Exercise details
Give every line of the material again, exactly as written.

*-*-*

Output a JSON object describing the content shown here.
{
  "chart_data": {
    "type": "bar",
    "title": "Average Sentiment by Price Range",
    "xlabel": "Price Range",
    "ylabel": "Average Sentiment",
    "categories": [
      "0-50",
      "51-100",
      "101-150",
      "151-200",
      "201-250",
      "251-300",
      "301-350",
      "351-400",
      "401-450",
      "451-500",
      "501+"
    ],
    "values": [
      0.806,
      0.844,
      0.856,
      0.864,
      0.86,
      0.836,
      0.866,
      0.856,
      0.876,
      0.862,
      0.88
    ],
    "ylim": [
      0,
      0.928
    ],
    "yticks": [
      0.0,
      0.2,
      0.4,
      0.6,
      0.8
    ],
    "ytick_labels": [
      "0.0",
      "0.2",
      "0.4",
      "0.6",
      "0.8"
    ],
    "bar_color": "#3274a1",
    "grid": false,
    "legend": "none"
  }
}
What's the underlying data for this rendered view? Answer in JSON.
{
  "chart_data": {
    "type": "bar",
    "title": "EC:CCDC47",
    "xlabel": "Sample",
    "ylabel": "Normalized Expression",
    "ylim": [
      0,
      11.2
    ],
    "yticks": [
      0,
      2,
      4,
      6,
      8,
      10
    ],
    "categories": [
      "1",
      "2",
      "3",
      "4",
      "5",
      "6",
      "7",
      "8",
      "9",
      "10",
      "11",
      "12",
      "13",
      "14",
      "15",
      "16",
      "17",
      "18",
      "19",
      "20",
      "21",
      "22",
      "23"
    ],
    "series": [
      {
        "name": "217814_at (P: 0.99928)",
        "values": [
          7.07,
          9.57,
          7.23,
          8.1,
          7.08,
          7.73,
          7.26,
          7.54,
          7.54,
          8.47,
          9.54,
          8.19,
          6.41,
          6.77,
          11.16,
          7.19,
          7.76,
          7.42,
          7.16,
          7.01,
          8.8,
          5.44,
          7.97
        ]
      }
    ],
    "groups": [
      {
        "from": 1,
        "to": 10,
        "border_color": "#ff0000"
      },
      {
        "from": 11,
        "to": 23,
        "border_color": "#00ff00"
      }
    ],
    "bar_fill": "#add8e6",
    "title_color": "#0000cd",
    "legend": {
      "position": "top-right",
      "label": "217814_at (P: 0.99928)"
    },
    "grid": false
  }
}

*-*-*

Answer
Output a JSON object describing the content shown here.
{
  "chart_data": {
    "type": "bar",
    "title": "Average Sentiment by Price Range",
    "xlabel": "Price Range",
    "ylabel": "Average Sentiment",
    "categories": [
      "0-50",
      "51-100",
      "101-150",
      "151-200",
      "201-250",
      "251-300",
      "301-350",
      "351-400",
      "401-450",
      "451-500",
      "501+"
    ],
    "values": [
      0.806,
      0.844,
      0.856,
      0.864,
      0.86,
      0.836,
      0.866,
      0.856,
      0.876,
      0.862,
      0.88
    ],
    "ylim": [
      0,
      0.928
    ],
    "yticks": [
      0.0,
      0.2,
      0.4,
      0.6,
      0.8
    ],
    "ytick_labels": [
      "0.0",
      "0.2",
      "0.4",
      "0.6",
      "0.8"
    ],
    "bar_color": "#3274a1",
    "grid": false,
    "legend": "none"
  }
}
What's the underlying data for this rendered view? Answer in JSON.
{
  "chart_data": {
    "type": "bar",
    "title": "EC:CCDC47",
    "xlabel": "Sample",
    "ylabel": "Normalized Expression",
    "ylim": [
      0,
      11.2
    ],
    "yticks": [
      0,
      2,
      4,
      6,
      8,
      10
    ],
    "categories": [
      "1",
      "2",
      "3",
      "4",
      "5",
      "6",
      "7",
      "8",
      "9",
      "10",
      "11",
      "12",
      "13",
      "14",
      "15",
      "16",
      "17",
      "18",
      "19",
      "20",
      "21",
      "22",
      "23"
    ],
    "series": [
      {
        "name": "217814_at (P: 0.99928)",
        "values": [
          7.07,
          9.57,
          7.23,
          8.1,
          7.08,
          7.73,
          7.26,
          7.54,
          7.54,
          8.47,
          9.54,
          8.19,
          6.41,
          6.77,
          11.16,
          7.19,
          7.76,
          7.42,
          7.16,
          7.01,
          8.8,
          5.44,
          7.97
        ]
      }
    ],
    "groups": [
      {
        "from": 1,
        "to": 10,
        "border_color": "#ff0000"
      },
      {
        "from": 11,
        "to": 23,
        "border_color": "#00ff00"
      }
    ],
    "bar_fill": "#add8e6",
    "title_color": "#0000cd",
    "legend": {
      "position": "top-right",
      "label": "217814_at (P: 0.99928)"
    },
    "grid": false
  }
}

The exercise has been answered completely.